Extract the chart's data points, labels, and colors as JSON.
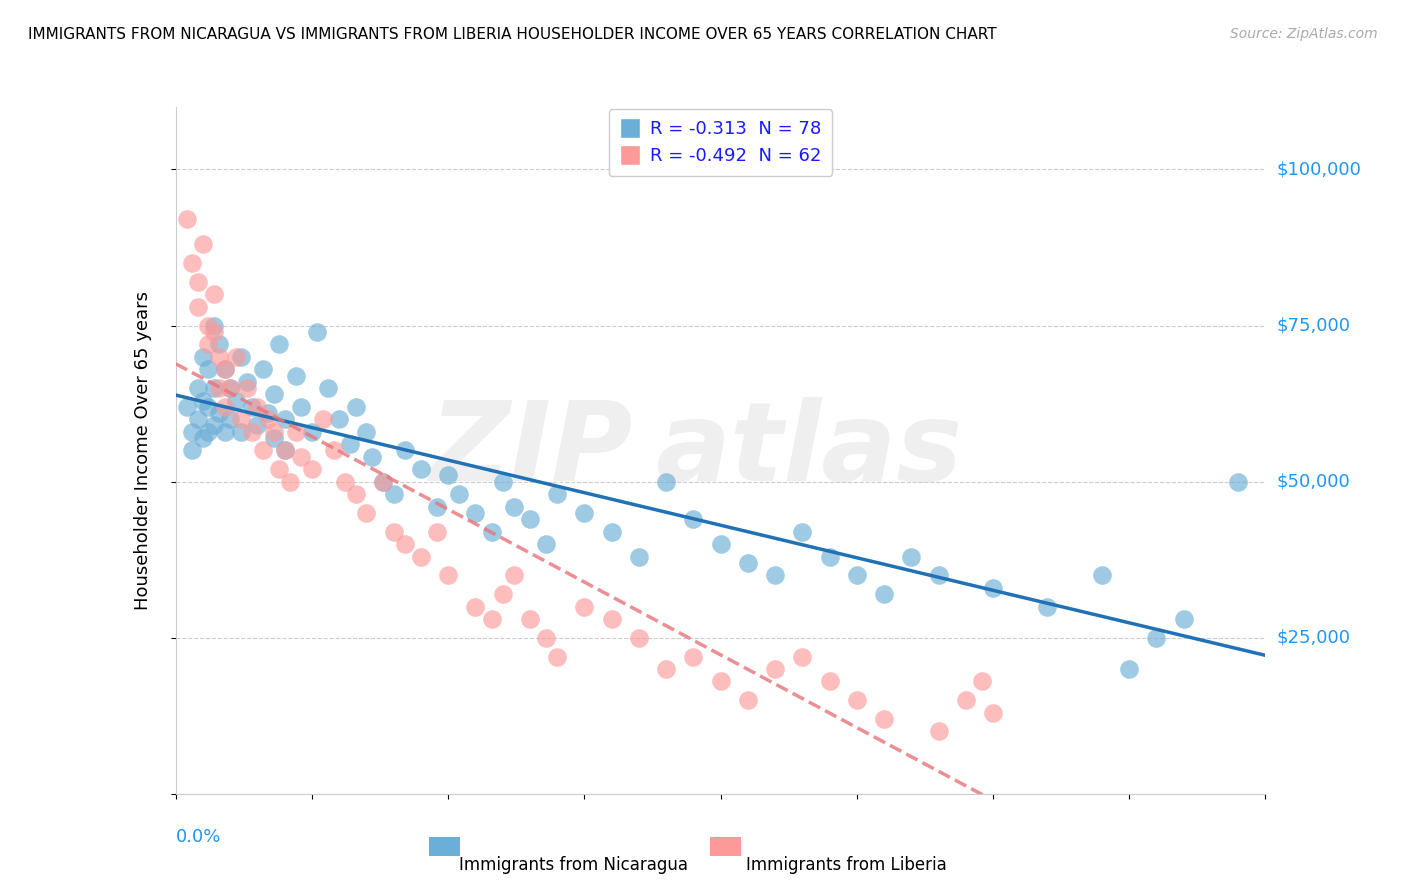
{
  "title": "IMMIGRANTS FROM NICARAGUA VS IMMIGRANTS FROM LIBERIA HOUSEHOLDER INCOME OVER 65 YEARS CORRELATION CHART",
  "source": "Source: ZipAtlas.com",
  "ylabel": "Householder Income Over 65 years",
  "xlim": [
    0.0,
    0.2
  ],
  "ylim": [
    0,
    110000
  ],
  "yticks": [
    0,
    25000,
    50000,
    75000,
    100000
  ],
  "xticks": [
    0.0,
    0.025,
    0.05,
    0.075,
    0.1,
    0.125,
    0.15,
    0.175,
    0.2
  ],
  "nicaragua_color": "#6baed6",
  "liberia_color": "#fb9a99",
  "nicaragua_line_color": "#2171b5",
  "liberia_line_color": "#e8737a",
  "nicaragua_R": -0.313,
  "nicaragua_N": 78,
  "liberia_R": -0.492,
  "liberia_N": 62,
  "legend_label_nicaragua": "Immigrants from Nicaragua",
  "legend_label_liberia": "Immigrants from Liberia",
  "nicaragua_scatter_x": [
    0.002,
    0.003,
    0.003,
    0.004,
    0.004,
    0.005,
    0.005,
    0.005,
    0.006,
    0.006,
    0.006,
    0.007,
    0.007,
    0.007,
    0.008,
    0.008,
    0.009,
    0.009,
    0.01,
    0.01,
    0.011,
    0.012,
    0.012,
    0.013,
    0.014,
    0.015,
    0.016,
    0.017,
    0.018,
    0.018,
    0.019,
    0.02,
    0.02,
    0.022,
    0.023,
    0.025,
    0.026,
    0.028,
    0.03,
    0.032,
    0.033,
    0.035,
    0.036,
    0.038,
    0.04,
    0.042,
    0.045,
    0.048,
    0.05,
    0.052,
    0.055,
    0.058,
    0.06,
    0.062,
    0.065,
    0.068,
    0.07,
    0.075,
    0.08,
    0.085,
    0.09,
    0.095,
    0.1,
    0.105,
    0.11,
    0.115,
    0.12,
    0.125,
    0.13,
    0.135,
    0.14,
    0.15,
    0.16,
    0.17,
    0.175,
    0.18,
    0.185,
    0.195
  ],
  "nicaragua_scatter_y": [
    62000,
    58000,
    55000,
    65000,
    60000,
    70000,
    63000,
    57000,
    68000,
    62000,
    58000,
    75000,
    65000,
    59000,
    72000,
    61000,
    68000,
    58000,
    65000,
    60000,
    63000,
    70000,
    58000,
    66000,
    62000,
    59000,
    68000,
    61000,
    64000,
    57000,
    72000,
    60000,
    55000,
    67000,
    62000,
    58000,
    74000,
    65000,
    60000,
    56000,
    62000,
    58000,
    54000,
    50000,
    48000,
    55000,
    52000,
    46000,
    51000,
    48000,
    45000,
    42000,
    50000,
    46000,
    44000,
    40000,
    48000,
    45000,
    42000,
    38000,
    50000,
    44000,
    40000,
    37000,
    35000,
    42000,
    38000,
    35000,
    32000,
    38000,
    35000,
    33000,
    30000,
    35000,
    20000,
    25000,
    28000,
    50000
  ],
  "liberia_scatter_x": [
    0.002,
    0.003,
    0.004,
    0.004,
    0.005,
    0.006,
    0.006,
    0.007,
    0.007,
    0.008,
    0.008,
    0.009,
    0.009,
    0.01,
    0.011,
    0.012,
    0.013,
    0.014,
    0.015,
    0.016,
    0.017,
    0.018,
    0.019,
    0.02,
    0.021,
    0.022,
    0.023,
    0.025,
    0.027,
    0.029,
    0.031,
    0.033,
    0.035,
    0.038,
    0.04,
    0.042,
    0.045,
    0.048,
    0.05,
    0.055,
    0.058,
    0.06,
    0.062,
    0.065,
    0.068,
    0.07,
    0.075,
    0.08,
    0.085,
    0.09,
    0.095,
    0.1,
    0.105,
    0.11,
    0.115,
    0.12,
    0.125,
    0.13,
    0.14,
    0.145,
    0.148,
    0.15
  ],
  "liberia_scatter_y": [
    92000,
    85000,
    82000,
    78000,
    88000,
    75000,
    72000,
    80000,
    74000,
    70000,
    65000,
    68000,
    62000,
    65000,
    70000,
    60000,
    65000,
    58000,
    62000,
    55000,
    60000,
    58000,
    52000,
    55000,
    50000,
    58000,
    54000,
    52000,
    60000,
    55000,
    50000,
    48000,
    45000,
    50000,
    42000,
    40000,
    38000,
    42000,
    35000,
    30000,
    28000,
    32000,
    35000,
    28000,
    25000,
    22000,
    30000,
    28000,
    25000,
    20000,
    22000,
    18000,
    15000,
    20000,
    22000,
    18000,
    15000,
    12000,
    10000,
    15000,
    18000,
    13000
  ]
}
+ + +
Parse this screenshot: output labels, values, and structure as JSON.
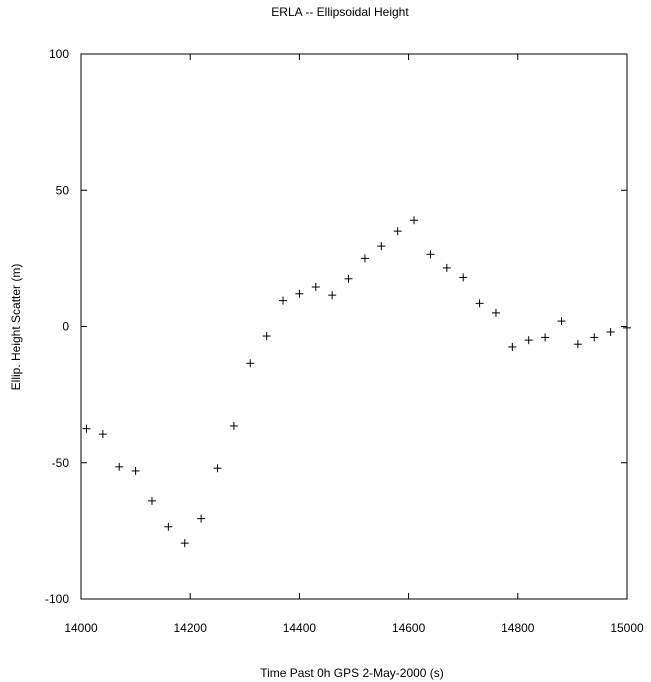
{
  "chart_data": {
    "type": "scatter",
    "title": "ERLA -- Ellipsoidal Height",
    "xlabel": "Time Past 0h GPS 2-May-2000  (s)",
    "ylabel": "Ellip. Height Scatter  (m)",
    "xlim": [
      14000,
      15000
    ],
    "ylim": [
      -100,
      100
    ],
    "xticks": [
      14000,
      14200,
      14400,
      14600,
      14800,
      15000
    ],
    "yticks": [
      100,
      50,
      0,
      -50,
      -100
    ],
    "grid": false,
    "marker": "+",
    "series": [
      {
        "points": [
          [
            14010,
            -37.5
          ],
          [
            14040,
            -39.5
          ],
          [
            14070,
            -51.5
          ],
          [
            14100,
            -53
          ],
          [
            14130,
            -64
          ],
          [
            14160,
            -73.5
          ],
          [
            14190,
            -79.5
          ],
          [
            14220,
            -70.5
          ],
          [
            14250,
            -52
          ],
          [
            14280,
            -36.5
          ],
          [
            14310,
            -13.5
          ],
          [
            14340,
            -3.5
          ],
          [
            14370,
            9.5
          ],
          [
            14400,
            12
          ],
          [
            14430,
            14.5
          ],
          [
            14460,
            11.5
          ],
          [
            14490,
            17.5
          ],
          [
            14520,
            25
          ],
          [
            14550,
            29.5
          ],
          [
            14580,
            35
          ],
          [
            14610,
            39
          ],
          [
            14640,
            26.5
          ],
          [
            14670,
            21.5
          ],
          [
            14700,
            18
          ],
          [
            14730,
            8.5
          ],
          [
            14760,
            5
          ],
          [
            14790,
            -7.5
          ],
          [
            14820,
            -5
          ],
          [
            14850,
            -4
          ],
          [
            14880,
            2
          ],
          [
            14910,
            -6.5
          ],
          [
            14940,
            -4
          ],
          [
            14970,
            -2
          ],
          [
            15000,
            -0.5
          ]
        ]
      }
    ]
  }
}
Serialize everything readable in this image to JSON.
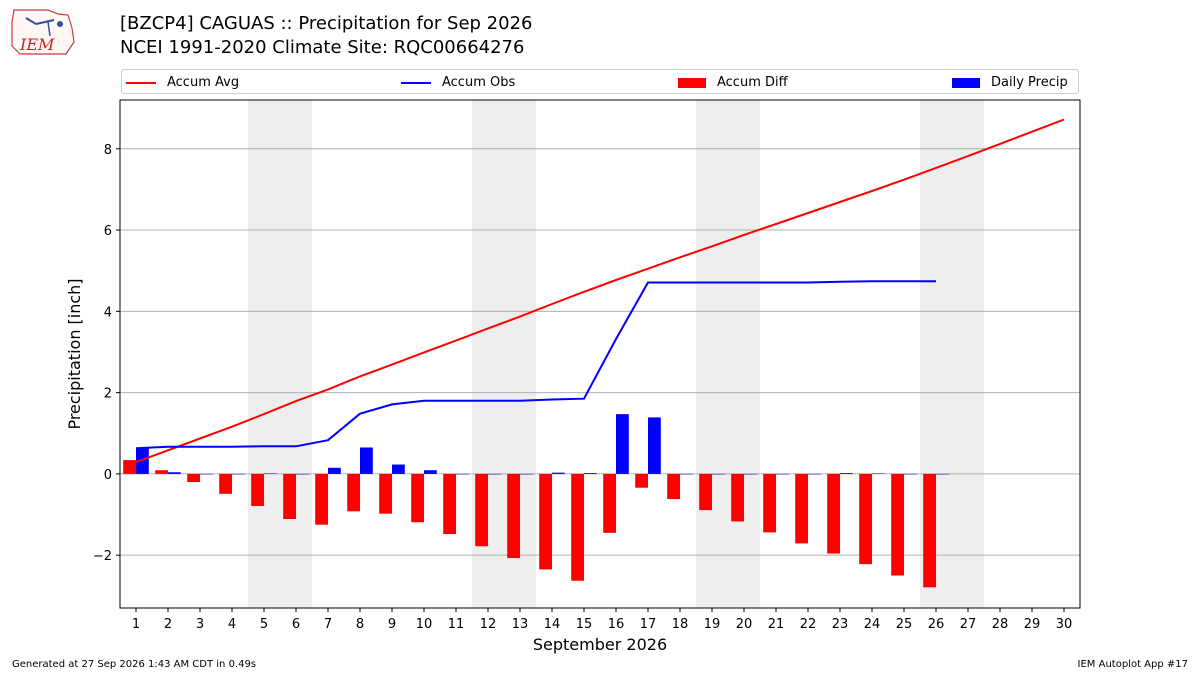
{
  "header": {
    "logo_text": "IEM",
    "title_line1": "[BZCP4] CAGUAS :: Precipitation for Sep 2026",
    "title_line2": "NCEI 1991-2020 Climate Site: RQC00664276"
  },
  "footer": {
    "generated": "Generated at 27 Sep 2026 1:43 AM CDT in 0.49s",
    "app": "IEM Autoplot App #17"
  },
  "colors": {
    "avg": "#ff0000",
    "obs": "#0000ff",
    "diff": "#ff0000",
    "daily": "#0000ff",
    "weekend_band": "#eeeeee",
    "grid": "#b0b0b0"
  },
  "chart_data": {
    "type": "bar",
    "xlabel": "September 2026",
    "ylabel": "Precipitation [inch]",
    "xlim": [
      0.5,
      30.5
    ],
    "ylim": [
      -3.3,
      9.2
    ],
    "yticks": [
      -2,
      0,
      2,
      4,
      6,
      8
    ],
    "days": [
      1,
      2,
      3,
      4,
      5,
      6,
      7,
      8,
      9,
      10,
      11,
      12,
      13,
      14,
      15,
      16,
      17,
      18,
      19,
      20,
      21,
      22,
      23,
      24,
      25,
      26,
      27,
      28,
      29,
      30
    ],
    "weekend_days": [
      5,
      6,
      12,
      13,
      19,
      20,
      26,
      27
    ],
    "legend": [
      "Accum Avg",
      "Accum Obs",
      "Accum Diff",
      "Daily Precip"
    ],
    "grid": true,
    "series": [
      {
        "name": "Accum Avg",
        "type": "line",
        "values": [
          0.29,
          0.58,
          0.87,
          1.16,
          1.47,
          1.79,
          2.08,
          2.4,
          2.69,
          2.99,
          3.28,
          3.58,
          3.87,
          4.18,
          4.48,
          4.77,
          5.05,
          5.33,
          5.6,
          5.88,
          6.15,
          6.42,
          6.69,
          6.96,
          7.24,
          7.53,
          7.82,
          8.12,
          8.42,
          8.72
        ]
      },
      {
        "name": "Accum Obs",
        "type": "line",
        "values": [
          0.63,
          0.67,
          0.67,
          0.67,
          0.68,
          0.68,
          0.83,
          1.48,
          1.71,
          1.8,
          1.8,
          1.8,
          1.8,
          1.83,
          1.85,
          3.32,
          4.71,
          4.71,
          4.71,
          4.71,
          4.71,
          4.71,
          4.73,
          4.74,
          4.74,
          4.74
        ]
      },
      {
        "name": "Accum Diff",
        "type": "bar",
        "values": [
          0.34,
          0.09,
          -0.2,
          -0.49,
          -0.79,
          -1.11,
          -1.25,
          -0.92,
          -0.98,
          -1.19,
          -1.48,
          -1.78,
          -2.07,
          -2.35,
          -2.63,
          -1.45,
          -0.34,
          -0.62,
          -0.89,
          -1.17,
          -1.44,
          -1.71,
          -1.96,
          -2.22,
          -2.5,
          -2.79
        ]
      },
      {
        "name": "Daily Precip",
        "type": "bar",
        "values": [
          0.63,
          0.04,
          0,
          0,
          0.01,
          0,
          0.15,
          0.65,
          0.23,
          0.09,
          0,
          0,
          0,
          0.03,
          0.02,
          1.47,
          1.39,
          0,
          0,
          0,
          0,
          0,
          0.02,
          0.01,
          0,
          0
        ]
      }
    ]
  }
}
+ + +
§ **Problem description**
Find every line in the listing that holds the string "JSON", then say how many there are as a bare number.

§ **Output for this task**
3